> _WHAT THIS TASK INVOLVES_: Check each line of the material below for "title", then copy the ones that contain it.

BEGIN RECORDS TO USE

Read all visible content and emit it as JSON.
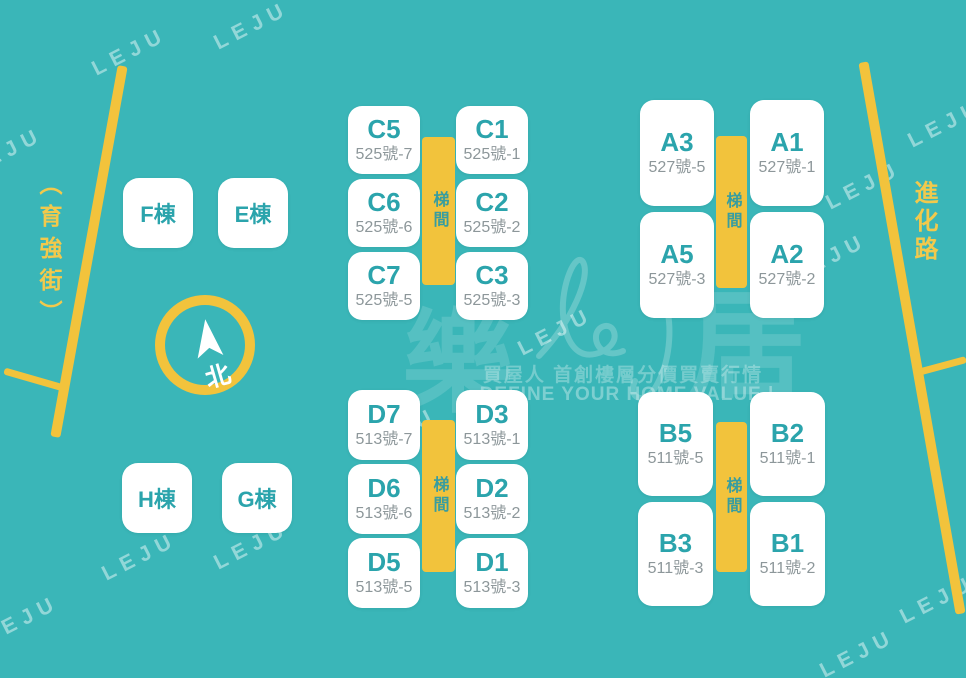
{
  "brand": {
    "watermark_text": "LEJU",
    "logo_left": "樂",
    "logo_right": "居",
    "slogan_zh": "買屋人 首創樓層分價買賣行情",
    "slogan_en": "DEFINE YOUR HOME VALUE |"
  },
  "map": {
    "north_label": "北",
    "street_left": "（育強街）",
    "street_right": "進化路"
  },
  "towers": [
    {
      "id": "F",
      "label": "F棟"
    },
    {
      "id": "E",
      "label": "E棟"
    },
    {
      "id": "H",
      "label": "H棟"
    },
    {
      "id": "G",
      "label": "G棟"
    }
  ],
  "clusters": [
    {
      "id": "C",
      "stairwell_label": "梯間",
      "columns": [
        [
          {
            "label": "C5",
            "address": "525號-7"
          },
          {
            "label": "C6",
            "address": "525號-6"
          },
          {
            "label": "C7",
            "address": "525號-5"
          }
        ],
        [
          {
            "label": "C1",
            "address": "525號-1"
          },
          {
            "label": "C2",
            "address": "525號-2"
          },
          {
            "label": "C3",
            "address": "525號-3"
          }
        ]
      ]
    },
    {
      "id": "A",
      "stairwell_label": "梯間",
      "columns": [
        [
          {
            "label": "A3",
            "address": "527號-5"
          },
          {
            "label": "A5",
            "address": "527號-3"
          }
        ],
        [
          {
            "label": "A1",
            "address": "527號-1"
          },
          {
            "label": "A2",
            "address": "527號-2"
          }
        ]
      ]
    },
    {
      "id": "D",
      "stairwell_label": "梯間",
      "columns": [
        [
          {
            "label": "D7",
            "address": "513號-7"
          },
          {
            "label": "D6",
            "address": "513號-6"
          },
          {
            "label": "D5",
            "address": "513號-5"
          }
        ],
        [
          {
            "label": "D3",
            "address": "513號-1"
          },
          {
            "label": "D2",
            "address": "513號-2"
          },
          {
            "label": "D1",
            "address": "513號-3"
          }
        ]
      ]
    },
    {
      "id": "B",
      "stairwell_label": "梯間",
      "columns": [
        [
          {
            "label": "B5",
            "address": "511號-5"
          },
          {
            "label": "B3",
            "address": "511號-3"
          }
        ],
        [
          {
            "label": "B2",
            "address": "511號-1"
          },
          {
            "label": "B1",
            "address": "511號-2"
          }
        ]
      ]
    }
  ],
  "colors": {
    "background": "#3ab6b8",
    "accent_yellow": "#f2c33c",
    "unit_text": "#2ba4ac",
    "address_text": "#8d979a",
    "box": "#ffffff"
  }
}
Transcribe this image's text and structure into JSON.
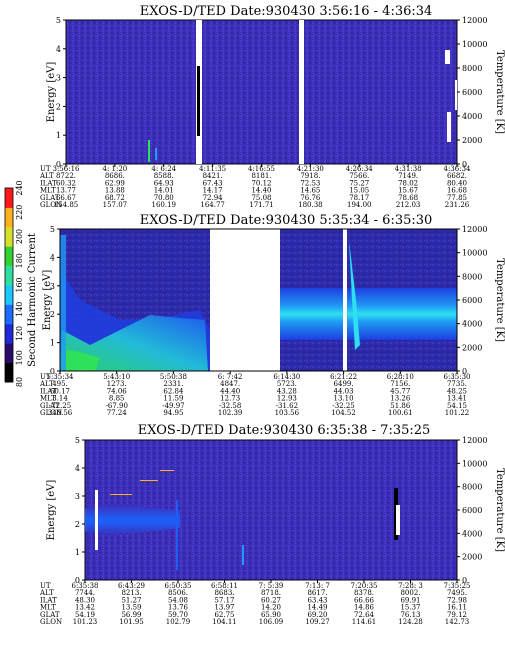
{
  "chart_data": [
    {
      "type": "heatmap",
      "title": "EXOS-D/TED   Date:930430   3:56:16 - 4:36:34",
      "ylabel": "Energy [eV]",
      "y2label": "Temperature [K]",
      "ylim": [
        0,
        5
      ],
      "y2lim": [
        0,
        12000
      ],
      "yticks": [
        "0",
        "1",
        "2",
        "3",
        "4",
        "5"
      ],
      "y2ticks": [
        "0",
        "2000",
        "4000",
        "6000",
        "8000",
        "10000",
        "12000"
      ],
      "data_gaps": [
        [
          0.5,
          0.515
        ],
        [
          0.78,
          0.792
        ]
      ],
      "orbit": {
        "rows": [
          "UT",
          "ALT",
          "ILAT",
          "MLT",
          "GLAT",
          "GLON"
        ],
        "columns": [
          [
            "3:56:16",
            "8722.",
            "60.32",
            "13.77",
            "66.67",
            "154.85"
          ],
          [
            "4: 1:20",
            "8686.",
            "62.99",
            "13.88",
            "68.72",
            "157.07"
          ],
          [
            "4: 6:24",
            "8588.",
            "64.93",
            "14.01",
            "70.80",
            "160.19"
          ],
          [
            "4:11:35",
            "8421.",
            "67.43",
            "14.17",
            "72.94",
            "164.77"
          ],
          [
            "4:16:55",
            "8181.",
            "70.12",
            "14.40",
            "75.08",
            "171.71"
          ],
          [
            "4:21:30",
            "7918.",
            "72.53",
            "14.65",
            "76.76",
            "180.38"
          ],
          [
            "4:26:34",
            "7566.",
            "75.27",
            "15.05",
            "78.17",
            "194.00"
          ],
          [
            "4:31:38",
            "7149.",
            "78.02",
            "15.67",
            "78.68",
            "212.03"
          ],
          [
            "4:36:34",
            "6682.",
            "80.40",
            "16.68",
            "77.85",
            "231.26"
          ]
        ]
      }
    },
    {
      "type": "heatmap",
      "title": "EXOS-D/TED   Date:930430   5:35:34 - 6:35:30",
      "ylabel": "Energy [eV]",
      "y2label": "Temperature [K]",
      "ylim": [
        0,
        5
      ],
      "y2lim": [
        0,
        12000
      ],
      "yticks": [
        "0",
        "1",
        "2",
        "3",
        "4",
        "5"
      ],
      "y2ticks": [
        "0",
        "2000",
        "4000",
        "6000",
        "8000",
        "10000",
        "12000"
      ],
      "data_gaps": [
        [
          0.41,
          0.53
        ],
        [
          0.705,
          0.722
        ]
      ],
      "colorbar": {
        "label": "Second Harmonic Current",
        "ticks": [
          "80",
          "100",
          "120",
          "140",
          "160",
          "180",
          "200",
          "220",
          "240"
        ],
        "colors": [
          "#000000",
          "#2a0a6a",
          "#1f2bd8",
          "#1e6bff",
          "#19c8ff",
          "#2ee0a0",
          "#33d233",
          "#d6e02a",
          "#ffb020",
          "#ff1a1a"
        ]
      },
      "orbit": {
        "rows": [
          "UT",
          "ALT",
          "ILAT",
          "MLT",
          "GLAT",
          "GLON"
        ],
        "columns": [
          [
            "5:35:34",
            "495.",
            "60.17",
            "3.14",
            "-72.25",
            "340.56"
          ],
          [
            "5:43:10",
            "1273.",
            "74.06",
            "8.85",
            "-67.90",
            "77.24"
          ],
          [
            "5:50:38",
            "2331.",
            "62.84",
            "11.59",
            "-49.97",
            "94.95"
          ],
          [
            "6: 7:42",
            "4847.",
            "44.40",
            "12.73",
            "-32.58",
            "102.39"
          ],
          [
            "6:14:30",
            "5723.",
            "43.28",
            "12.93",
            "-31.62",
            "103.56"
          ],
          [
            "6:21:22",
            "6499.",
            "44.03",
            "13.10",
            "-32.25",
            "104.52"
          ],
          [
            "6:28:10",
            "7156.",
            "45.77",
            "13.26",
            "51.86",
            "100.61"
          ],
          [
            "6:35:30",
            "7735.",
            "48.25",
            "13.41",
            "54.15",
            "101.22"
          ]
        ]
      }
    },
    {
      "type": "heatmap",
      "title": "EXOS-D/TED   Date:930430   6:35:38 - 7:35:25",
      "ylabel": "Energy [eV]",
      "y2label": "Temperature [K]",
      "ylim": [
        0,
        5
      ],
      "y2lim": [
        0,
        12000
      ],
      "yticks": [
        "0",
        "1",
        "2",
        "3",
        "4",
        "5"
      ],
      "y2ticks": [
        "0",
        "2000",
        "4000",
        "6000",
        "8000",
        "10000",
        "12000"
      ],
      "data_gaps": [],
      "orbit": {
        "rows": [
          "UT",
          "ALT",
          "ILAT",
          "MLT",
          "GLAT",
          "GLON"
        ],
        "columns": [
          [
            "6:35:38",
            "7744.",
            "48.30",
            "13.42",
            "54.19",
            "101.23"
          ],
          [
            "6:43:29",
            "8213.",
            "51.27",
            "13.59",
            "56.99",
            "101.95"
          ],
          [
            "6:50:35",
            "8506.",
            "54.08",
            "13.76",
            "59.70",
            "102.79"
          ],
          [
            "6:58:11",
            "8683.",
            "57.17",
            "13.97",
            "62.75",
            "104.11"
          ],
          [
            "7: 5:39",
            "8718.",
            "60.27",
            "14.20",
            "65.90",
            "106.09"
          ],
          [
            "7:13: 7",
            "8617.",
            "63.43",
            "14.49",
            "69.20",
            "109.27"
          ],
          [
            "7:20:35",
            "8378.",
            "66.66",
            "14.86",
            "72.64",
            "114.61"
          ],
          [
            "7:28: 3",
            "8002.",
            "69.91",
            "15.37",
            "76.13",
            "124.28"
          ],
          [
            "7:35:25",
            "7495.",
            "72.98",
            "16.11",
            "79.12",
            "142.73"
          ]
        ]
      }
    }
  ]
}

END RECORDS TO USE

> _RESULT FOR THIS EXERCISE_:
      "title": "EXOS-D/TED   Date:930430   3:56:16 - 4:36:34",
      "title": "EXOS-D/TED   Date:930430   5:35:34 - 6:35:30",
      "title": "EXOS-D/TED   Date:930430   6:35:38 - 7:35:25",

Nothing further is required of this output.